**Data excerpts**
----

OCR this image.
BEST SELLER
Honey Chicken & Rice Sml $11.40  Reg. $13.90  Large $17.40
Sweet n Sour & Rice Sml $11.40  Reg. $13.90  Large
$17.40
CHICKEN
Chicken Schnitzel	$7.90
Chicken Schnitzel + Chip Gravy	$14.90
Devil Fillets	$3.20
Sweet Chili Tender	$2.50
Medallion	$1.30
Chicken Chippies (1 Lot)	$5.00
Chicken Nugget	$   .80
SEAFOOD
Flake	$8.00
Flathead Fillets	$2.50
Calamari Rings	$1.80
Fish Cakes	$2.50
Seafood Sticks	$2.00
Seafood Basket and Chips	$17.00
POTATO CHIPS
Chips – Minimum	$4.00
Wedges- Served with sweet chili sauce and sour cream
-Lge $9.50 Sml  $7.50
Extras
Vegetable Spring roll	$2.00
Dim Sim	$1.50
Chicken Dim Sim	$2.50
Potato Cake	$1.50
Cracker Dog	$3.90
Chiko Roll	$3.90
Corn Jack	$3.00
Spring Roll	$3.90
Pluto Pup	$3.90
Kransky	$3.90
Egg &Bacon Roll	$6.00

----

**Directions**
Take every line from the records above that has the word "Spring" and copy it.

**Task solution**
Vegetable Spring roll	$2.00
Spring Roll	$3.90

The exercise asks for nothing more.